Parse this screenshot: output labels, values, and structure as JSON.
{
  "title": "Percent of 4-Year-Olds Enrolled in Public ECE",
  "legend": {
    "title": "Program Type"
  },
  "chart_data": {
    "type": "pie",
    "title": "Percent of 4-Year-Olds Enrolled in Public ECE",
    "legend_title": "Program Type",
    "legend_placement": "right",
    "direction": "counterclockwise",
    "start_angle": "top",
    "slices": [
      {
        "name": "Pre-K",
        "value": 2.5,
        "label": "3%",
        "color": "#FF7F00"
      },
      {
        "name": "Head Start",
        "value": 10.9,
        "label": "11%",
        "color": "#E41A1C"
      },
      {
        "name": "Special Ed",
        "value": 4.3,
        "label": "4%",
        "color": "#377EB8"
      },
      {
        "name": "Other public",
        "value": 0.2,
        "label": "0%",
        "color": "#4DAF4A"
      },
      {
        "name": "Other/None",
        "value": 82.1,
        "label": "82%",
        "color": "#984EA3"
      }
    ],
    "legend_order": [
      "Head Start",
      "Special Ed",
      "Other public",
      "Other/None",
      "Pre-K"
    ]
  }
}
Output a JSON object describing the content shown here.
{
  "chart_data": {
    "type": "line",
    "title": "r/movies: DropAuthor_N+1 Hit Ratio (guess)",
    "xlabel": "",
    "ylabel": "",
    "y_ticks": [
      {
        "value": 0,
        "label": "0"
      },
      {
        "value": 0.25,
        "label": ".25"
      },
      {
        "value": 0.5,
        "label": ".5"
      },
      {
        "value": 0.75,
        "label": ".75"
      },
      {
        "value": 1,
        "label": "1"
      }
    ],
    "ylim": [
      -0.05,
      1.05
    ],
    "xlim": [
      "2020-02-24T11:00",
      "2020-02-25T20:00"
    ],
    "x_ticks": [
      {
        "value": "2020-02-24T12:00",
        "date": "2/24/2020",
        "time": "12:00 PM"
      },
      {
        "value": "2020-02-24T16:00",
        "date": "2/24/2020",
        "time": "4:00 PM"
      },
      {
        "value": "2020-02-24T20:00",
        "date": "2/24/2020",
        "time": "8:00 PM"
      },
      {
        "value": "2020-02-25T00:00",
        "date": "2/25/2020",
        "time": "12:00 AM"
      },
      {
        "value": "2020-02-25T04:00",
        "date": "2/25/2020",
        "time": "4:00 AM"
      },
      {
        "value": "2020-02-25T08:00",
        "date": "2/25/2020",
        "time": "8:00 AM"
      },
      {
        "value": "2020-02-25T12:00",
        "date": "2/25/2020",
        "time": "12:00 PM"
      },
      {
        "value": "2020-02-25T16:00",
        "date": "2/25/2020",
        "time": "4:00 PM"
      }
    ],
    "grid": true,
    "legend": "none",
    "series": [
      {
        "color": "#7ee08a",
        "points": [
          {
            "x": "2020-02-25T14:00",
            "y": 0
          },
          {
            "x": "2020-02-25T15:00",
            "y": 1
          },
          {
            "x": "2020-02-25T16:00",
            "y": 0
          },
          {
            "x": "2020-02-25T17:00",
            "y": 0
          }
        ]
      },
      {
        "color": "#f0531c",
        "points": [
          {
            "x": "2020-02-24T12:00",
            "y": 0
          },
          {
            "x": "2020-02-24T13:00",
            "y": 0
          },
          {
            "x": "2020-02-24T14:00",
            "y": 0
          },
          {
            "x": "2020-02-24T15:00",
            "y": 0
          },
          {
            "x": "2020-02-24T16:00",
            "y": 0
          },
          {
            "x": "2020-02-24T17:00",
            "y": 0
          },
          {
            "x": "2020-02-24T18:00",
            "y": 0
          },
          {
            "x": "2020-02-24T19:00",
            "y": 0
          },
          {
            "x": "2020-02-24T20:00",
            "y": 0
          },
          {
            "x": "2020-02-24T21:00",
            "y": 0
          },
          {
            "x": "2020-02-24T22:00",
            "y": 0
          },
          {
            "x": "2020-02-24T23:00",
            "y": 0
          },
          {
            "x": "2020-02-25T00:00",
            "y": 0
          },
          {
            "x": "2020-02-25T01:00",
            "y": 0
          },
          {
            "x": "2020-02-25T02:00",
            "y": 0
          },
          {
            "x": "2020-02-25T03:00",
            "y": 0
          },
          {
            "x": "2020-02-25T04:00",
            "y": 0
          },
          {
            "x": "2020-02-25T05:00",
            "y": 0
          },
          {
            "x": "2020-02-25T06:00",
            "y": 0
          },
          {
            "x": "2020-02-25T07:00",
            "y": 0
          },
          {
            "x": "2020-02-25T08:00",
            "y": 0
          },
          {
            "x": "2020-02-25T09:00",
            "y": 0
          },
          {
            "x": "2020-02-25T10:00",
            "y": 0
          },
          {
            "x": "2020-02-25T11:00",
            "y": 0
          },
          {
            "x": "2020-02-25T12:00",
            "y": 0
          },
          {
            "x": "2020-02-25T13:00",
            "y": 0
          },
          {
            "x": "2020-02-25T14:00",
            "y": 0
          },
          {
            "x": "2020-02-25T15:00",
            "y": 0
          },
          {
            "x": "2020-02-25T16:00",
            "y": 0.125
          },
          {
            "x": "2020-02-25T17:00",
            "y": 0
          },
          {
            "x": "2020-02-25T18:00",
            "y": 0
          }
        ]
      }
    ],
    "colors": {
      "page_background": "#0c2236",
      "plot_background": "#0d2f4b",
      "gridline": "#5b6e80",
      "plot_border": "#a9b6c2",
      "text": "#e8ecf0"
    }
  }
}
+ + + + + + +
Extract the listing in its entirety, matching it exactly.

→ **The solution**:
Parse this screenshot: output labels, values, and structure as JSON.
{
  "title": "Percent of 4-Year-Olds Enrolled in Public ECE",
  "legend": {
    "title": "Program Type"
  },
  "chart_data": {
    "type": "pie",
    "title": "Percent of 4-Year-Olds Enrolled in Public ECE",
    "legend_title": "Program Type",
    "legend_placement": "right",
    "direction": "counterclockwise",
    "start_angle": "top",
    "slices": [
      {
        "name": "Pre-K",
        "value": 2.5,
        "label": "3%",
        "color": "#FF7F00"
      },
      {
        "name": "Head Start",
        "value": 10.9,
        "label": "11%",
        "color": "#E41A1C"
      },
      {
        "name": "Special Ed",
        "value": 4.3,
        "label": "4%",
        "color": "#377EB8"
      },
      {
        "name": "Other public",
        "value": 0.2,
        "label": "0%",
        "color": "#4DAF4A"
      },
      {
        "name": "Other/None",
        "value": 82.1,
        "label": "82%",
        "color": "#984EA3"
      }
    ],
    "legend_order": [
      "Head Start",
      "Special Ed",
      "Other public",
      "Other/None",
      "Pre-K"
    ]
  }
}
Output a JSON object describing the content shown here.
{
  "chart_data": {
    "type": "line",
    "title": "r/movies: DropAuthor_N+1 Hit Ratio (guess)",
    "xlabel": "",
    "ylabel": "",
    "y_ticks": [
      {
        "value": 0,
        "label": "0"
      },
      {
        "value": 0.25,
        "label": ".25"
      },
      {
        "value": 0.5,
        "label": ".5"
      },
      {
        "value": 0.75,
        "label": ".75"
      },
      {
        "value": 1,
        "label": "1"
      }
    ],
    "ylim": [
      -0.05,
      1.05
    ],
    "xlim": [
      "2020-02-24T11:00",
      "2020-02-25T20:00"
    ],
    "x_ticks": [
      {
        "value": "2020-02-24T12:00",
        "date": "2/24/2020",
        "time": "12:00 PM"
      },
      {
        "value": "2020-02-24T16:00",
        "date": "2/24/2020",
        "time": "4:00 PM"
      },
      {
        "value": "2020-02-24T20:00",
        "date": "2/24/2020",
        "time": "8:00 PM"
      },
      {
        "value": "2020-02-25T00:00",
        "date": "2/25/2020",
        "time": "12:00 AM"
      },
      {
        "value": "2020-02-25T04:00",
        "date": "2/25/2020",
        "time": "4:00 AM"
      },
      {
        "value": "2020-02-25T08:00",
        "date": "2/25/2020",
        "time": "8:00 AM"
      },
      {
        "value": "2020-02-25T12:00",
        "date": "2/25/2020",
        "time": "12:00 PM"
      },
      {
        "value": "2020-02-25T16:00",
        "date": "2/25/2020",
        "time": "4:00 PM"
      }
    ],
    "grid": true,
    "legend": "none",
    "series": [
      {
        "color": "#7ee08a",
        "points": [
          {
            "x": "2020-02-25T14:00",
            "y": 0
          },
          {
            "x": "2020-02-25T15:00",
            "y": 1
          },
          {
            "x": "2020-02-25T16:00",
            "y": 0
          },
          {
            "x": "2020-02-25T17:00",
            "y": 0
          }
        ]
      },
      {
        "color": "#f0531c",
        "points": [
          {
            "x": "2020-02-24T12:00",
            "y": 0
          },
          {
            "x": "2020-02-24T13:00",
            "y": 0
          },
          {
            "x": "2020-02-24T14:00",
            "y": 0
          },
          {
            "x": "2020-02-24T15:00",
            "y": 0
          },
          {
            "x": "2020-02-24T16:00",
            "y": 0
          },
          {
            "x": "2020-02-24T17:00",
            "y": 0
          },
          {
            "x": "2020-02-24T18:00",
            "y": 0
          },
          {
            "x": "2020-02-24T19:00",
            "y": 0
          },
          {
            "x": "2020-02-24T20:00",
            "y": 0
          },
          {
            "x": "2020-02-24T21:00",
            "y": 0
          },
          {
            "x": "2020-02-24T22:00",
            "y": 0
          },
          {
            "x": "2020-02-24T23:00",
            "y": 0
          },
          {
            "x": "2020-02-25T00:00",
            "y": 0
          },
          {
            "x": "2020-02-25T01:00",
            "y": 0
          },
          {
            "x": "2020-02-25T02:00",
            "y": 0
          },
          {
            "x": "2020-02-25T03:00",
            "y": 0
          },
          {
            "x": "2020-02-25T04:00",
            "y": 0
          },
          {
            "x": "2020-02-25T05:00",
            "y": 0
          },
          {
            "x": "2020-02-25T06:00",
            "y": 0
          },
          {
            "x": "2020-02-25T07:00",
            "y": 0
          },
          {
            "x": "2020-02-25T08:00",
            "y": 0
          },
          {
            "x": "2020-02-25T09:00",
            "y": 0
          },
          {
            "x": "2020-02-25T10:00",
            "y": 0
          },
          {
            "x": "2020-02-25T11:00",
            "y": 0
          },
          {
            "x": "2020-02-25T12:00",
            "y": 0
          },
          {
            "x": "2020-02-25T13:00",
            "y": 0
          },
          {
            "x": "2020-02-25T14:00",
            "y": 0
          },
          {
            "x": "2020-02-25T15:00",
            "y": 0
          },
          {
            "x": "2020-02-25T16:00",
            "y": 0.125
          },
          {
            "x": "2020-02-25T17:00",
            "y": 0
          },
          {
            "x": "2020-02-25T18:00",
            "y": 0
          }
        ]
      }
    ],
    "colors": {
      "page_background": "#0c2236",
      "plot_background": "#0d2f4b",
      "gridline": "#5b6e80",
      "plot_border": "#a9b6c2",
      "text": "#e8ecf0"
    }
  }
}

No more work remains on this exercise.